— start GIVEN DATA —

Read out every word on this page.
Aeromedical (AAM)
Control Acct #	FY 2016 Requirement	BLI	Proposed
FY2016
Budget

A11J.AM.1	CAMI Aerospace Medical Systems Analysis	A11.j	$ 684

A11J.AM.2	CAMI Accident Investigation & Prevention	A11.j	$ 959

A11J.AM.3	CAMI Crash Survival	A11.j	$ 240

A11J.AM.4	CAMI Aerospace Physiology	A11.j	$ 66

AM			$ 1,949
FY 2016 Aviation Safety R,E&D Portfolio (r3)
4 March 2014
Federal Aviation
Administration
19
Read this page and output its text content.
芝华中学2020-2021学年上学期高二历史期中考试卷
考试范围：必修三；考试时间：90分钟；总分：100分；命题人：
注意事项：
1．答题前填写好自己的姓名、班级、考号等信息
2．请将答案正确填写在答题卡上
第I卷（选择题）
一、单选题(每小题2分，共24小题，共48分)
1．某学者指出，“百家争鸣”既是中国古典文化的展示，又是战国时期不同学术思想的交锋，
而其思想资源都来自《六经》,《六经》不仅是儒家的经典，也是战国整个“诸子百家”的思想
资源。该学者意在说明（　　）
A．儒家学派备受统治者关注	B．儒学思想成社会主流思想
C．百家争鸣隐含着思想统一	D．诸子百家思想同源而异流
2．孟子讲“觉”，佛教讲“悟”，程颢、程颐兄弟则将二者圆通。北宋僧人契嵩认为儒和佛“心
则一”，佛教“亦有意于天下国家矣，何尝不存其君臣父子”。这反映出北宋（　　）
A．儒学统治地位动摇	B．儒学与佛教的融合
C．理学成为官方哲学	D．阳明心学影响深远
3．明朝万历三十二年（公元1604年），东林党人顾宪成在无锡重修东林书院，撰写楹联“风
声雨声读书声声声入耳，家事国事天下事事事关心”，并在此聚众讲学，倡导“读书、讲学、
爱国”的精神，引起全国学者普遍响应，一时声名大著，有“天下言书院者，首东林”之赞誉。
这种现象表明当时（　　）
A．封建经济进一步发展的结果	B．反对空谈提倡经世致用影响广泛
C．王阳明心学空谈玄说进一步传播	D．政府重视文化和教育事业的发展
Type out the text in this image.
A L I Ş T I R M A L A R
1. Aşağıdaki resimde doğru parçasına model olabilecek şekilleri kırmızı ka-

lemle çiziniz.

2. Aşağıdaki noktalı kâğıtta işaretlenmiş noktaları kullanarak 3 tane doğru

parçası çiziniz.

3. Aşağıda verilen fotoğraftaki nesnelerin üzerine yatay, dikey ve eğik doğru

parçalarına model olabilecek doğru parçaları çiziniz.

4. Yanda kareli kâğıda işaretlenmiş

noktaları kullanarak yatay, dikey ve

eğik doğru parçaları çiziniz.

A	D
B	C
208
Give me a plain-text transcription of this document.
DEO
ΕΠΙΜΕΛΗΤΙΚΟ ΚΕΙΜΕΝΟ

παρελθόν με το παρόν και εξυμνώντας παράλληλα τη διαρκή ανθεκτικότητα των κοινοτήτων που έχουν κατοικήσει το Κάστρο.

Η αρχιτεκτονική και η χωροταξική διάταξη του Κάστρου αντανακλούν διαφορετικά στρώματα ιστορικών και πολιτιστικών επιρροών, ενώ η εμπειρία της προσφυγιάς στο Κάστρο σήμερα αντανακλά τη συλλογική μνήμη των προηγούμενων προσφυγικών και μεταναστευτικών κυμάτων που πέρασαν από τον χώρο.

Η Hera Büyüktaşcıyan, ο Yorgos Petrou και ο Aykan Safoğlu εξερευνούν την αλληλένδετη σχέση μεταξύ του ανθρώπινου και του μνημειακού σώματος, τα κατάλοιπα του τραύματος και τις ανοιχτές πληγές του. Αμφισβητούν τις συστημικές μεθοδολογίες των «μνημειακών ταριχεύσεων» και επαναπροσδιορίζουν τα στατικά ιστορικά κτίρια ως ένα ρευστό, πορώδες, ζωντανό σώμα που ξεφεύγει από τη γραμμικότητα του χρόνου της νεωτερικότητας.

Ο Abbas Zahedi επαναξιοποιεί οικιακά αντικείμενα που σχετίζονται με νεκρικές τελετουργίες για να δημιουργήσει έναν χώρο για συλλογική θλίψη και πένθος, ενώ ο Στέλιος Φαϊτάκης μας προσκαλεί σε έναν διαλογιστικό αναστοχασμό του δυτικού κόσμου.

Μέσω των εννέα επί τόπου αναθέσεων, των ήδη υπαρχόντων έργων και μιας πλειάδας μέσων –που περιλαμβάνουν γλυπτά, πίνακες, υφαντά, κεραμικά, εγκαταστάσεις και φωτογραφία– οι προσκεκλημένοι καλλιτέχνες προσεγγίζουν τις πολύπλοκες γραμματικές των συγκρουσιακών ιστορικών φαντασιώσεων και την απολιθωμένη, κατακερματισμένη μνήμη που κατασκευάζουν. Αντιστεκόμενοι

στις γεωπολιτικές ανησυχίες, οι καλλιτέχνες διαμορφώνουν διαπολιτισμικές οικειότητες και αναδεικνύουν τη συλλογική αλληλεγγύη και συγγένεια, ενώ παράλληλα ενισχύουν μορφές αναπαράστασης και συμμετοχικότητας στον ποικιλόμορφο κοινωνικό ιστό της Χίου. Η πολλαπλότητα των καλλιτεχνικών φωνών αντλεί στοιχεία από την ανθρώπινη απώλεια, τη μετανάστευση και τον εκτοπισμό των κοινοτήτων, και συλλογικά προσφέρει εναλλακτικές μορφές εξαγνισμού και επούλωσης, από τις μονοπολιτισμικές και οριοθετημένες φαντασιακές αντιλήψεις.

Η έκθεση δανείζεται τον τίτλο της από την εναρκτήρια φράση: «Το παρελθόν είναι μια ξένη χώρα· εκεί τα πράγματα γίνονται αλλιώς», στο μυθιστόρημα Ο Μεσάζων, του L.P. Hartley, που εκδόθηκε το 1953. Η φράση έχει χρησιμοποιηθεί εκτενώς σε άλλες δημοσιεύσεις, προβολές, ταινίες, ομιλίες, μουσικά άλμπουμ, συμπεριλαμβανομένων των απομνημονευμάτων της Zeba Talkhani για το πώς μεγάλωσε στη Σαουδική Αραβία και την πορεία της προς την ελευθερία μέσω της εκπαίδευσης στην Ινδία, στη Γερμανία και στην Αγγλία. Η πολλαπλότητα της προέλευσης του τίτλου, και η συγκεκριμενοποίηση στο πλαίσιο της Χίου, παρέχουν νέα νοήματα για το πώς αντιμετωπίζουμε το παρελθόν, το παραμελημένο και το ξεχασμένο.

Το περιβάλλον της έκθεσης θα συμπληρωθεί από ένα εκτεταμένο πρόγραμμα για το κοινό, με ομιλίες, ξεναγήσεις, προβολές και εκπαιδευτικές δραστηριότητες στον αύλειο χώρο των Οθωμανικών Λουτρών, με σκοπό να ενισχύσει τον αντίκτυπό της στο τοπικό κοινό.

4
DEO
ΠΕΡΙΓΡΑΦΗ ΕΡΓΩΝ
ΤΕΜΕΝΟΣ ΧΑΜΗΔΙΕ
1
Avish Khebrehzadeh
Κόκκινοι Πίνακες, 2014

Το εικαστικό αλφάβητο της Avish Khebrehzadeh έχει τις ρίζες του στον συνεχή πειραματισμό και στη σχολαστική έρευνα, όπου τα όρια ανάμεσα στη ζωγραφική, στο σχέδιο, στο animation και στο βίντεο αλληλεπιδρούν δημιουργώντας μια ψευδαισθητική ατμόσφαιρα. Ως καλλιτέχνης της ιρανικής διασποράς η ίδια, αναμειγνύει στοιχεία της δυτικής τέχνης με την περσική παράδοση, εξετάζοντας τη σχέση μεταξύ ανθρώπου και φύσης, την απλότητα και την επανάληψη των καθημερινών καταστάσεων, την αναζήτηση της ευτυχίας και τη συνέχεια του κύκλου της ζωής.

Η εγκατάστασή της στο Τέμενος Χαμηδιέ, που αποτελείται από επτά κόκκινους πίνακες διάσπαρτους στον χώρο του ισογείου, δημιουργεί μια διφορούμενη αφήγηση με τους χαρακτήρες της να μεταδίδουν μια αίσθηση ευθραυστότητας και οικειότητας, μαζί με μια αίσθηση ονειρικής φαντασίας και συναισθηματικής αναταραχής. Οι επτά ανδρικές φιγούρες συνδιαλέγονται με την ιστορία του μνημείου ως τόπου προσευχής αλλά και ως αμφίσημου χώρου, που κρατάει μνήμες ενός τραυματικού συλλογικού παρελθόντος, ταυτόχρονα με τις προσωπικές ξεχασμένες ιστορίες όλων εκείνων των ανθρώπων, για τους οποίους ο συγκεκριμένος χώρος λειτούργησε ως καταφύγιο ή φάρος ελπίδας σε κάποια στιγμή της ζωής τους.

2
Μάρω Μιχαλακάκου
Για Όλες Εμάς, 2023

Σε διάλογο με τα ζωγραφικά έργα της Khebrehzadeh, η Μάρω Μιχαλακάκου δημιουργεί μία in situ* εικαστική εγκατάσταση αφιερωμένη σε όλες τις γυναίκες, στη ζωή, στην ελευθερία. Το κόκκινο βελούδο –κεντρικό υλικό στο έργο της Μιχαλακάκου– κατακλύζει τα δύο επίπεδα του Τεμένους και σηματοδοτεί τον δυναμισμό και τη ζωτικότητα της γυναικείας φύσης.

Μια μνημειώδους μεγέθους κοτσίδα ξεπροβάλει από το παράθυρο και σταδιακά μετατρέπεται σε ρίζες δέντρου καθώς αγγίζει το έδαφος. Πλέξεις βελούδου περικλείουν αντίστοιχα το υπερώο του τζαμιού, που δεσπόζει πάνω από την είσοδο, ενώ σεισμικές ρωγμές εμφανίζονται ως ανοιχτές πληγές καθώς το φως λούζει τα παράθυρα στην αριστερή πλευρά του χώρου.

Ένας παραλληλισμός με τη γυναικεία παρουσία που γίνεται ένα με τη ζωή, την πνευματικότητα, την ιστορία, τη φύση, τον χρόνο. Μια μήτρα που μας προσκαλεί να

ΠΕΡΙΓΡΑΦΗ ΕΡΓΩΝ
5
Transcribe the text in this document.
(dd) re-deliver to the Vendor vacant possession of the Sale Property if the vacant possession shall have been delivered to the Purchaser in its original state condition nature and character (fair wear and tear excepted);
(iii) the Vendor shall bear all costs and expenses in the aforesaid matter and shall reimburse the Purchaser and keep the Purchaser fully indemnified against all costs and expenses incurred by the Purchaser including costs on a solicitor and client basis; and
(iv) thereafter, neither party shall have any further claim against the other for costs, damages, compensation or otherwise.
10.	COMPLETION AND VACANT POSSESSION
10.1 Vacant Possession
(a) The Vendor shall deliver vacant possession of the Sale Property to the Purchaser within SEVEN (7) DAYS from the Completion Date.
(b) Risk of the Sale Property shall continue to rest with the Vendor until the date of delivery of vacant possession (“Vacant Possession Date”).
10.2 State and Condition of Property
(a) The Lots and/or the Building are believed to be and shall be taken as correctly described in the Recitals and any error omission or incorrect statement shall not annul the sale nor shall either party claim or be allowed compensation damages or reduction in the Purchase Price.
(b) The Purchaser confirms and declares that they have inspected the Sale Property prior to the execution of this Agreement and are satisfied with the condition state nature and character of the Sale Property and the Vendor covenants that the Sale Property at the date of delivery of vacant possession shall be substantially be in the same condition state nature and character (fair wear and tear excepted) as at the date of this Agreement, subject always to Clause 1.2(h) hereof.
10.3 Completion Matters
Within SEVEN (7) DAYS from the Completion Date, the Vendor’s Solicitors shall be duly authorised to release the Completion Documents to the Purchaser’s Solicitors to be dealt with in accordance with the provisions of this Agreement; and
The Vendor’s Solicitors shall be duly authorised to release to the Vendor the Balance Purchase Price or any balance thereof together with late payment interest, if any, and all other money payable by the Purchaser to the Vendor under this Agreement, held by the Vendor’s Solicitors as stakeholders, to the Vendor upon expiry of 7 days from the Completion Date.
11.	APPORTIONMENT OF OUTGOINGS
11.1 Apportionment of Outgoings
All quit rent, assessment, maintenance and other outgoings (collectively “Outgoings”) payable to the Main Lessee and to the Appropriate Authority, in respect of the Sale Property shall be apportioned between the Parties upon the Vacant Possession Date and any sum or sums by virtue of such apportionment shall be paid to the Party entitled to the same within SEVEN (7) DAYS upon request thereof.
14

— end GIVEN DATA —

Gather each line in the data that holds the string "kullanarak".

WRITTEN REPLY
2. Aşağıdaki noktalı kâğıtta işaretlenmiş noktaları kullanarak 3 tane doğru
noktaları kullanarak yatay, dikey ve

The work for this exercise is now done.